(Records from a collection)
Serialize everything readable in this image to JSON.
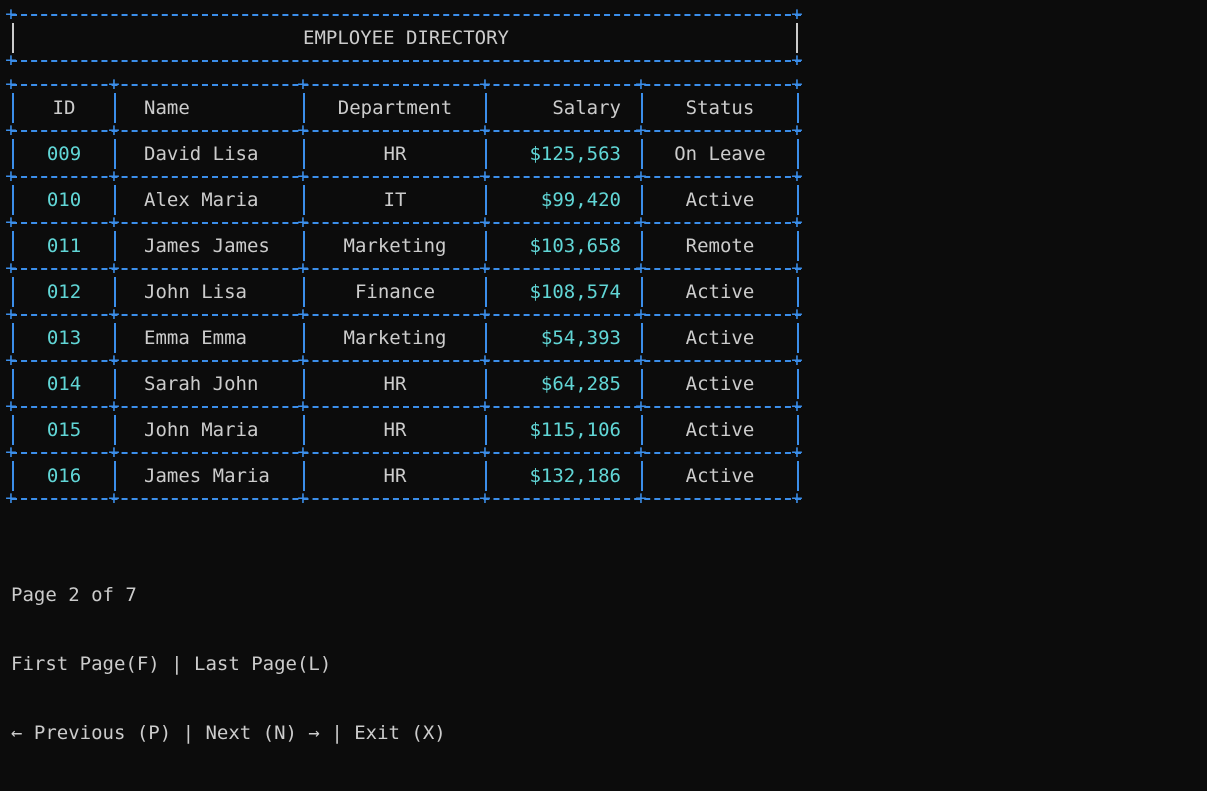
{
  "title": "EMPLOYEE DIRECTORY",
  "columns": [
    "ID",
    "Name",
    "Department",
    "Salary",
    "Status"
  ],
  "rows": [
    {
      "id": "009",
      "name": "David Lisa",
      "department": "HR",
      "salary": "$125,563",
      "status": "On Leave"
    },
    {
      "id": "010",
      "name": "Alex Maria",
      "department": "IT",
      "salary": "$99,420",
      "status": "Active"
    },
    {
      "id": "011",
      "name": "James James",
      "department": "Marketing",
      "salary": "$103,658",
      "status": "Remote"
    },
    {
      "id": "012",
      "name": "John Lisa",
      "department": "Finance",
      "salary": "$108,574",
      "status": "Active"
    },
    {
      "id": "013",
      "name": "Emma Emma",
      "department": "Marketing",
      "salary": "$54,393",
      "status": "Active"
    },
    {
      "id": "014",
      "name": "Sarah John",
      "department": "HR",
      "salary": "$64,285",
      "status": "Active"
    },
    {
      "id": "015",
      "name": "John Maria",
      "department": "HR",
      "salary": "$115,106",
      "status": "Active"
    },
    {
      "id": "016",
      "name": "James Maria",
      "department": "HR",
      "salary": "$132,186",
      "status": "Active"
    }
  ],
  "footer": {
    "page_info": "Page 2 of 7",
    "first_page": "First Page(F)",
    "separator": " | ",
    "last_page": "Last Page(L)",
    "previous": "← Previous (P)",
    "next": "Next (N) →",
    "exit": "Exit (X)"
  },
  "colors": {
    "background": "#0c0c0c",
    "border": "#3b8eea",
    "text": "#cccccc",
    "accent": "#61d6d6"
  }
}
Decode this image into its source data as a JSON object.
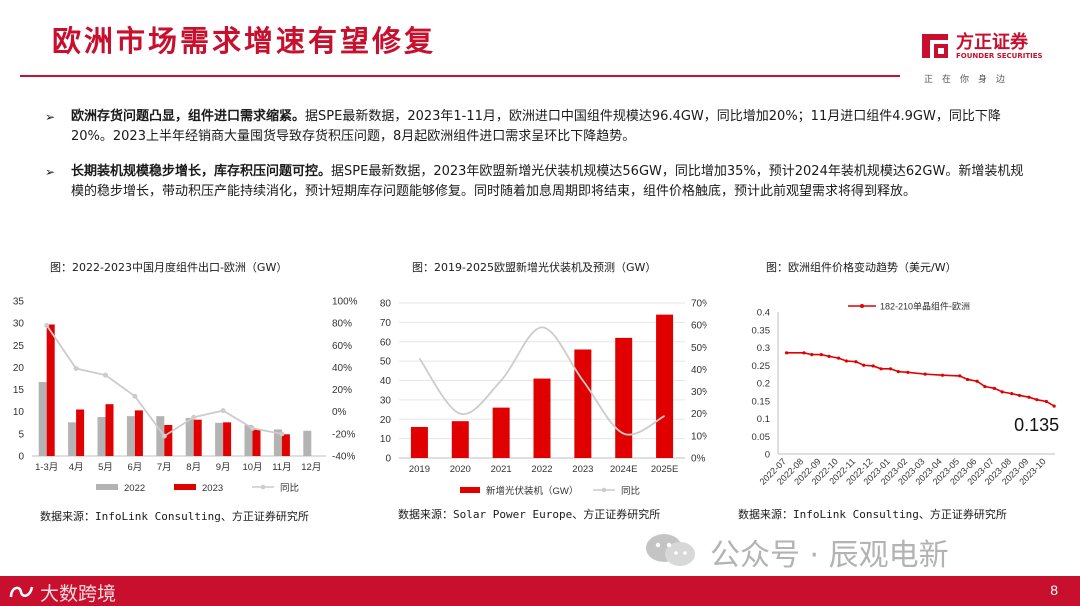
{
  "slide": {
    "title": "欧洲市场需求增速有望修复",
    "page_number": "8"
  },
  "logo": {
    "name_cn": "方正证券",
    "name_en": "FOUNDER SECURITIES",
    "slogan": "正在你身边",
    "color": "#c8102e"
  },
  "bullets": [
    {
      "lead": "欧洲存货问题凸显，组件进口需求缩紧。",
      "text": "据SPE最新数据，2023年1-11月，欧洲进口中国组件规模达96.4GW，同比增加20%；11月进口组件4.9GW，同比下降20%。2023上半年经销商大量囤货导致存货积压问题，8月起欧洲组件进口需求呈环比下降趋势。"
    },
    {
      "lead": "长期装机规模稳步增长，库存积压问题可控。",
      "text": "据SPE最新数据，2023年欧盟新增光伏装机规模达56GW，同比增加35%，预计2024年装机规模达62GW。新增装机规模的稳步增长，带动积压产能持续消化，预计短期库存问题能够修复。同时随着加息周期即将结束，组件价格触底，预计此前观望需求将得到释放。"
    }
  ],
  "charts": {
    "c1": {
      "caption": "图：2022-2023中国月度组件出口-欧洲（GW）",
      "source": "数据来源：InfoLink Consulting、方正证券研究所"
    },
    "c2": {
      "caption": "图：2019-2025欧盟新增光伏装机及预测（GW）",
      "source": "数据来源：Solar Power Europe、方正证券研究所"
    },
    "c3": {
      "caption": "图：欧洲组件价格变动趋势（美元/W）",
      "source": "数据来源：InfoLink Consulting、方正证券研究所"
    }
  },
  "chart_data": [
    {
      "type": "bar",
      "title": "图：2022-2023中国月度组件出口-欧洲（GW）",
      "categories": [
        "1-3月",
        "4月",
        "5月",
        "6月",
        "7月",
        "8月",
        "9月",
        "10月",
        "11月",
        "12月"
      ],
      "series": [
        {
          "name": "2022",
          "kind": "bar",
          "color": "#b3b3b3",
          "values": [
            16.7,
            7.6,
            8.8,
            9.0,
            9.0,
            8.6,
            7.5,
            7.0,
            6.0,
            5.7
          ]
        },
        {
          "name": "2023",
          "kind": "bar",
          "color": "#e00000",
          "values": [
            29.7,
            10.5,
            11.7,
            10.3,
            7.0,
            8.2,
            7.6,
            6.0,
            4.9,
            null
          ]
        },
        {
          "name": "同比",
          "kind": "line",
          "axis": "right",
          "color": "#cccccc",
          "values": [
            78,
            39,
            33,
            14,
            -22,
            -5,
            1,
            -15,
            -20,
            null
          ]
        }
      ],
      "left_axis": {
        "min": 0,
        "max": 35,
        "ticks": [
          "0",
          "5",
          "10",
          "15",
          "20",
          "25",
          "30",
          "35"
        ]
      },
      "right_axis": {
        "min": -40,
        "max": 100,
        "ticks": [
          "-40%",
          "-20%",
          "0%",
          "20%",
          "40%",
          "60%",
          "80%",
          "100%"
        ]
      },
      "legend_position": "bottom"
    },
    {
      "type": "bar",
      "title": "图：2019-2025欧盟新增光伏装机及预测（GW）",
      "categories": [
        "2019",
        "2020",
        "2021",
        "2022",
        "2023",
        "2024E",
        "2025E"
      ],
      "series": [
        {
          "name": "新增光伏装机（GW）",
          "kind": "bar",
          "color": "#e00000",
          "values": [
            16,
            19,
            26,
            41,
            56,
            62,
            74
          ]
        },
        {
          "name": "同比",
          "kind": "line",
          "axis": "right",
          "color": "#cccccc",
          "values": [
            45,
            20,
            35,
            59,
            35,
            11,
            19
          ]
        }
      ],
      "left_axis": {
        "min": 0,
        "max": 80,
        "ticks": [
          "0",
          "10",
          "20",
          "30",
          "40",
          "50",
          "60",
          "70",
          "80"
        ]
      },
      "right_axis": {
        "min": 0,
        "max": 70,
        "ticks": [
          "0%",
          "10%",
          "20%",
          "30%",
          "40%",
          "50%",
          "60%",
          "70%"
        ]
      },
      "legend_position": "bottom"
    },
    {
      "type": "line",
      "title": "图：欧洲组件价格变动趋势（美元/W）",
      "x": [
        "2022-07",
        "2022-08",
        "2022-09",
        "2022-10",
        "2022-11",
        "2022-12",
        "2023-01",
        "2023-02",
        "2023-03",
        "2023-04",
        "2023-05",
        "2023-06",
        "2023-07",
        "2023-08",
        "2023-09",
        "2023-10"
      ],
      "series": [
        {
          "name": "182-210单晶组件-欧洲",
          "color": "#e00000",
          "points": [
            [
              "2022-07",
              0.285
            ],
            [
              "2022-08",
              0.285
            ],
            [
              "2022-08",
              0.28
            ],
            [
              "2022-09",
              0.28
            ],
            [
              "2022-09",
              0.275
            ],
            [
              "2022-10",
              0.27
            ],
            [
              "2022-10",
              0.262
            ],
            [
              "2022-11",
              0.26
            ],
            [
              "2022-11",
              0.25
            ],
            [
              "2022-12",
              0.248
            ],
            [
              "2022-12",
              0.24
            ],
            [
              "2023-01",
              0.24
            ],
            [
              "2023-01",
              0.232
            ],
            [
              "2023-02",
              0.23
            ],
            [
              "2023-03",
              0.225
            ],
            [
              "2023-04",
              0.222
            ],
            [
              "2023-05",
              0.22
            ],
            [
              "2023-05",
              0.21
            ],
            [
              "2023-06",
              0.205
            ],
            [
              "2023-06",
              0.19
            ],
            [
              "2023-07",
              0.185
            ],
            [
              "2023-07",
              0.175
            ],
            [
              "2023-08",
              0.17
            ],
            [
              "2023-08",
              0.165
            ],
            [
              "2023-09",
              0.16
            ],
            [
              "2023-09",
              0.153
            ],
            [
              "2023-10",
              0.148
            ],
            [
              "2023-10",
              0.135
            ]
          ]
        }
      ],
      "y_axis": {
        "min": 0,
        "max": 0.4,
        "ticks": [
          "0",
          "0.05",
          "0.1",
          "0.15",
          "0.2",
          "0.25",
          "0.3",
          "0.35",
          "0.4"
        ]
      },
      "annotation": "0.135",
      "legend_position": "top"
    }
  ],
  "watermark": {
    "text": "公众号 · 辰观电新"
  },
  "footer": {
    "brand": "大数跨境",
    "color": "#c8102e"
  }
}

● **EXERCISE GOAL**:
Identify the lines in the entries above that contain "据SPE最新数据", then copy them out.

● **WORKED ANSWER**:
      "text": "据SPE最新数据，2023年1-11月，欧洲进口中国组件规模达96.4GW，同比增加20%；11月进口组件4.9GW，同比下降20%。2023上半年经销商大量囤货导致存货积压问题，8月起欧洲组件进口需求呈环比下降趋势。"
      "text": "据SPE最新数据，2023年欧盟新增光伏装机规模达56GW，同比增加35%，预计2024年装机规模达62GW。新增装机规模的稳步增长，带动积压产能持续消化，预计短期库存问题能够修复。同时随着加息周期即将结束，组件价格触底，预计此前观望需求将得到释放。"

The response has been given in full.